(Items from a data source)
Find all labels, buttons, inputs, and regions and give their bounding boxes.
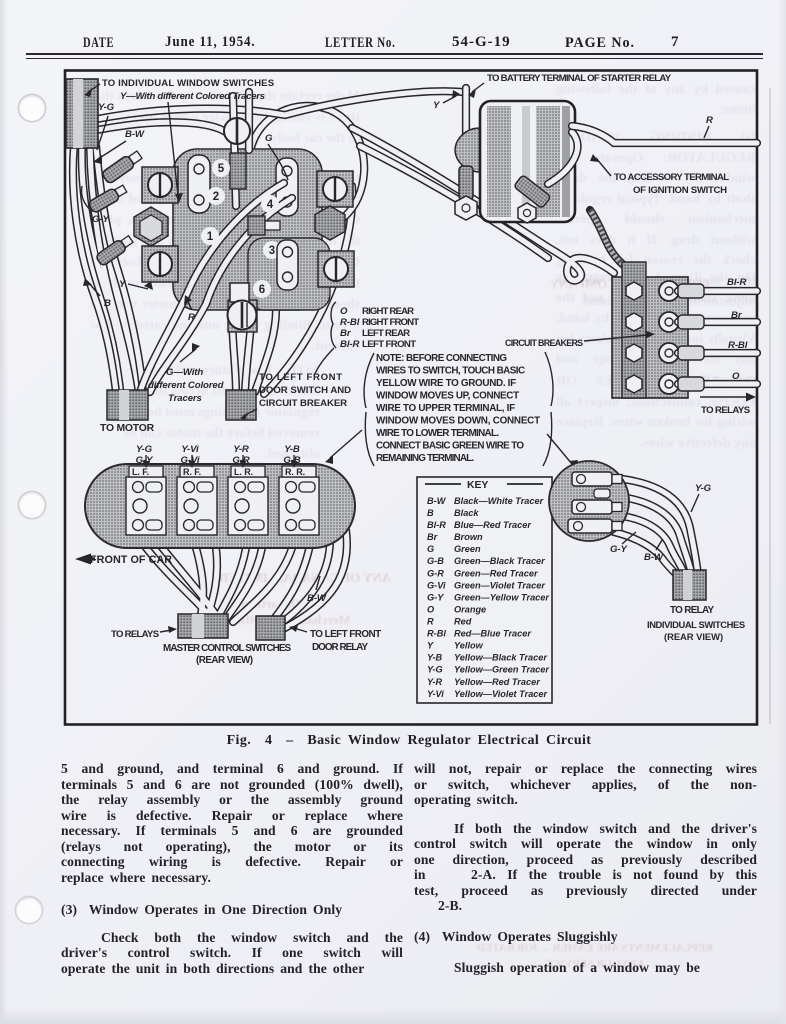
svg-text:G-R: G-R bbox=[232, 455, 249, 466]
svg-text:G-B: G-B bbox=[283, 455, 300, 466]
svg-text:R: R bbox=[706, 115, 713, 126]
svg-text:TO LEFT FRONT: TO LEFT FRONT bbox=[259, 372, 342, 383]
svg-text:G-Y: G-Y bbox=[92, 214, 110, 225]
svg-text:Br: Br bbox=[427, 532, 438, 542]
svg-text:TO BATTERY TERMINAL OF STARTER: TO BATTERY TERMINAL OF STARTER RELAY bbox=[487, 73, 672, 84]
svg-text:FRONT OF CAR: FRONT OF CAR bbox=[90, 554, 172, 566]
svg-text:Black—White Tracer: Black—White Tracer bbox=[454, 496, 544, 506]
svg-text:WIRE TO UPPER TERMINAL, IF: WIRE TO UPPER TERMINAL, IF bbox=[376, 403, 515, 414]
svg-text:G: G bbox=[427, 544, 434, 554]
svg-text:YELLOW WIRE TO GROUND. IF: YELLOW WIRE TO GROUND. IF bbox=[376, 378, 516, 389]
svg-text:L. F.: L. F. bbox=[132, 467, 149, 477]
svg-text:G-Y: G-Y bbox=[610, 544, 628, 555]
svg-text:Br: Br bbox=[340, 328, 352, 339]
svg-text:(REAR VIEW): (REAR VIEW) bbox=[196, 655, 253, 666]
svg-text:KEY: KEY bbox=[467, 479, 488, 491]
svg-text:INDIVIDUAL SWITCHES: INDIVIDUAL SWITCHES bbox=[647, 619, 745, 630]
svg-text:Y-B: Y-B bbox=[427, 653, 443, 663]
svg-text:B-W: B-W bbox=[644, 552, 664, 563]
svg-text:Green—Yellow Tracer: Green—Yellow Tracer bbox=[454, 592, 549, 602]
svg-text:G: G bbox=[265, 133, 273, 144]
svg-text:Green—Red Tracer: Green—Red Tracer bbox=[454, 568, 538, 578]
svg-text:Br: Br bbox=[731, 310, 743, 321]
svg-text:1: 1 bbox=[207, 231, 214, 243]
svg-text:Y-Vi: Y-Vi bbox=[427, 689, 444, 699]
svg-text:R-Bl: R-Bl bbox=[340, 317, 360, 328]
svg-text:(REAR VIEW): (REAR VIEW) bbox=[664, 631, 723, 642]
svg-text:DOOR SWITCH AND: DOOR SWITCH AND bbox=[259, 385, 351, 396]
svg-text:Green—Violet Tracer: Green—Violet Tracer bbox=[454, 580, 545, 590]
svg-text:Black: Black bbox=[454, 508, 479, 518]
svg-text:6: 6 bbox=[259, 284, 265, 296]
svg-text:4: 4 bbox=[267, 199, 274, 211]
svg-text:O: O bbox=[732, 371, 740, 382]
svg-text:3: 3 bbox=[269, 245, 275, 257]
svg-text:WINDOW MOVES DOWN, CONNECT: WINDOW MOVES DOWN, CONNECT bbox=[376, 416, 540, 427]
svg-text:L. R.: L. R. bbox=[234, 467, 253, 477]
svg-text:R: R bbox=[188, 312, 195, 323]
svg-text:R-Bl: R-Bl bbox=[728, 340, 748, 351]
svg-text:OF IGNITION SWITCH: OF IGNITION SWITCH bbox=[633, 185, 727, 196]
svg-text:Yellow: Yellow bbox=[454, 641, 484, 651]
svg-text:REMAINING TERMINAL.: REMAINING TERMINAL. bbox=[376, 453, 474, 464]
svg-text:Bl-R: Bl-R bbox=[727, 277, 746, 288]
svg-text:Tracers: Tracers bbox=[168, 393, 202, 404]
svg-text:TO RELAYS: TO RELAYS bbox=[111, 629, 160, 640]
svg-text:Y-R: Y-R bbox=[233, 444, 249, 455]
svg-text:R. R.: R. R. bbox=[285, 467, 305, 477]
svg-text:TO INDIVIDUAL WINDOW SWITCHES: TO INDIVIDUAL WINDOW SWITCHES bbox=[102, 78, 275, 89]
svg-text:Blue—Red Tracer: Blue—Red Tracer bbox=[454, 520, 531, 530]
svg-text:Red—Blue Tracer: Red—Blue Tracer bbox=[454, 629, 531, 639]
svg-text:NOTE: BEFORE CONNECTING: NOTE: BEFORE CONNECTING bbox=[376, 353, 507, 364]
svg-text:O: O bbox=[427, 605, 434, 615]
svg-text:Yellow—Violet Tracer: Yellow—Violet Tracer bbox=[454, 689, 548, 699]
svg-text:Y-G: Y-G bbox=[695, 483, 712, 494]
svg-text:CIRCUIT BREAKER: CIRCUIT BREAKER bbox=[259, 398, 347, 409]
svg-text:B-W: B-W bbox=[125, 129, 145, 140]
svg-text:LEFT FRONT: LEFT FRONT bbox=[362, 339, 416, 350]
svg-text:Y-G: Y-G bbox=[427, 665, 443, 675]
svg-text:WIRE TO LOWER TERMINAL.: WIRE TO LOWER TERMINAL. bbox=[376, 428, 499, 439]
svg-text:Y: Y bbox=[433, 100, 441, 111]
svg-text:5: 5 bbox=[218, 163, 225, 175]
svg-text:Y-G: Y-G bbox=[136, 444, 153, 455]
svg-text:2: 2 bbox=[213, 191, 219, 203]
svg-text:R-Bl: R-Bl bbox=[427, 629, 446, 639]
svg-text:TO MOTOR: TO MOTOR bbox=[100, 423, 155, 434]
svg-text:WIRES TO SWITCH, TOUCH BASIC: WIRES TO SWITCH, TOUCH BASIC bbox=[376, 366, 525, 377]
svg-text:Green: Green bbox=[454, 544, 481, 554]
svg-text:Yellow—Red Tracer: Yellow—Red Tracer bbox=[454, 677, 540, 687]
svg-text:Bl-R: Bl-R bbox=[427, 520, 446, 530]
svg-text:LEFT REAR: LEFT REAR bbox=[362, 328, 410, 339]
svg-text:TO LEFT FRONT: TO LEFT FRONT bbox=[310, 629, 381, 640]
svg-text:different Colored: different Colored bbox=[148, 380, 225, 391]
svg-text:G-Y: G-Y bbox=[427, 592, 444, 602]
svg-text:Bl-R: Bl-R bbox=[340, 339, 359, 350]
svg-text:G-B: G-B bbox=[427, 556, 444, 566]
svg-text:Brown: Brown bbox=[454, 532, 483, 542]
svg-text:G-Vi: G-Vi bbox=[427, 580, 446, 590]
svg-text:Yellow—Black Tracer: Yellow—Black Tracer bbox=[454, 653, 547, 663]
svg-text:G—With: G—With bbox=[166, 367, 203, 378]
svg-text:Y-Vi: Y-Vi bbox=[181, 444, 199, 455]
svg-text:DOOR RELAY: DOOR RELAY bbox=[312, 642, 369, 653]
svg-text:MASTER CONTROL SWITCHES: MASTER CONTROL SWITCHES bbox=[163, 643, 292, 654]
svg-text:B-W: B-W bbox=[307, 593, 327, 604]
svg-text:CONNECT BASIC GREEN WIRE TO: CONNECT BASIC GREEN WIRE TO bbox=[376, 441, 524, 452]
svg-text:Green—Black Tracer: Green—Black Tracer bbox=[454, 556, 545, 566]
svg-text:Y-B: Y-B bbox=[284, 444, 300, 455]
svg-text:CIRCUIT BREAKERS: CIRCUIT BREAKERS bbox=[505, 338, 583, 348]
svg-text:G-R: G-R bbox=[427, 568, 444, 578]
svg-text:Red: Red bbox=[454, 617, 472, 627]
svg-text:R: R bbox=[427, 617, 434, 627]
svg-text:B: B bbox=[427, 508, 434, 518]
svg-text:Y-R: Y-R bbox=[427, 677, 443, 687]
svg-text:WINDOW MOVES UP, CONNECT: WINDOW MOVES UP, CONNECT bbox=[376, 391, 519, 402]
svg-text:B-W: B-W bbox=[427, 496, 447, 506]
svg-text:Y-G: Y-G bbox=[98, 102, 115, 113]
svg-text:Yellow—Green Tracer: Yellow—Green Tracer bbox=[454, 665, 549, 675]
svg-text:TO RELAYS: TO RELAYS bbox=[701, 405, 751, 416]
svg-text:Y: Y bbox=[427, 641, 434, 651]
svg-text:Y—With different Colored Trace: Y—With different Colored Tracers bbox=[120, 91, 265, 102]
svg-text:R. F.: R. F. bbox=[183, 467, 201, 477]
svg-text:Orange: Orange bbox=[454, 605, 486, 615]
svg-text:B: B bbox=[104, 298, 111, 309]
svg-text:RIGHT FRONT: RIGHT FRONT bbox=[362, 317, 419, 328]
svg-text:RIGHT REAR: RIGHT REAR bbox=[362, 306, 414, 317]
svg-text:TO RELAY: TO RELAY bbox=[670, 605, 715, 616]
svg-text:O: O bbox=[340, 306, 348, 317]
svg-text:TO ACCESSORY TERMINAL: TO ACCESSORY TERMINAL bbox=[614, 172, 729, 183]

What is expected: Transcribe the rows without any change, from the line with "svg-text:G-R: G-R bbox=[232, 455, 249, 466]" up to and including the line with "svg-text:Yellow: Yellow bbox=[454, 641, 484, 651]".

Correct response:
svg-text:G-R: G-R bbox=[232, 455, 249, 466]
svg-text:G-B: G-B bbox=[283, 455, 300, 466]
svg-text:R: R bbox=[706, 115, 713, 126]
svg-text:TO LEFT FRONT: TO LEFT FRONT bbox=[259, 372, 342, 383]
svg-text:G-Y: G-Y bbox=[92, 214, 110, 225]
svg-text:Br: Br bbox=[427, 532, 438, 542]
svg-text:TO BATTERY TERMINAL OF STARTER: TO BATTERY TERMINAL OF STARTER RELAY bbox=[487, 73, 672, 84]
svg-text:FRONT OF CAR: FRONT OF CAR bbox=[90, 554, 172, 566]
svg-text:Black—White Tracer: Black—White Tracer bbox=[454, 496, 544, 506]
svg-text:WIRE TO UPPER TERMINAL, IF: WIRE TO UPPER TERMINAL, IF bbox=[376, 403, 515, 414]
svg-text:G: G bbox=[427, 544, 434, 554]
svg-text:YELLOW WIRE TO GROUND. IF: YELLOW WIRE TO GROUND. IF bbox=[376, 378, 516, 389]
svg-text:L. F.: L. F. bbox=[132, 467, 149, 477]
svg-text:G-Y: G-Y bbox=[610, 544, 628, 555]
svg-text:Br: Br bbox=[340, 328, 352, 339]
svg-text:(REAR VIEW): (REAR VIEW) bbox=[196, 655, 253, 666]
svg-text:KEY: KEY bbox=[467, 479, 488, 491]
svg-text:INDIVIDUAL SWITCHES: INDIVIDUAL SWITCHES bbox=[647, 619, 745, 630]
svg-text:Y-B: Y-B bbox=[427, 653, 443, 663]
svg-text:B-W: B-W bbox=[644, 552, 664, 563]
svg-text:Green—Yellow Tracer: Green—Yellow Tracer bbox=[454, 592, 549, 602]
svg-text:G: G bbox=[265, 133, 273, 144]
svg-text:Green—Red Tracer: Green—Red Tracer bbox=[454, 568, 538, 578]
svg-text:Br: Br bbox=[731, 310, 743, 321]
svg-text:1: 1 bbox=[207, 231, 214, 243]
svg-text:Y-Vi: Y-Vi bbox=[427, 689, 444, 699]
svg-text:R-Bl: R-Bl bbox=[340, 317, 360, 328]
svg-text:(REAR VIEW): (REAR VIEW) bbox=[664, 631, 723, 642]
svg-text:DOOR SWITCH AND: DOOR SWITCH AND bbox=[259, 385, 351, 396]
svg-text:Green—Violet Tracer: Green—Violet Tracer bbox=[454, 580, 545, 590]
svg-text:Black: Black bbox=[454, 508, 479, 518]
svg-text:6: 6 bbox=[259, 284, 265, 296]
svg-text:4: 4 bbox=[267, 199, 274, 211]
svg-text:O: O bbox=[732, 371, 740, 382]
svg-text:3: 3 bbox=[269, 245, 275, 257]
svg-text:WINDOW MOVES DOWN, CONNECT: WINDOW MOVES DOWN, CONNECT bbox=[376, 416, 540, 427]
svg-text:L. R.: L. R. bbox=[234, 467, 253, 477]
svg-text:R: R bbox=[188, 312, 195, 323]
svg-text:R-Bl: R-Bl bbox=[728, 340, 748, 351]
svg-text:OF IGNITION SWITCH: OF IGNITION SWITCH bbox=[633, 185, 727, 196]
svg-text:Yellow: Yellow bbox=[454, 641, 484, 651]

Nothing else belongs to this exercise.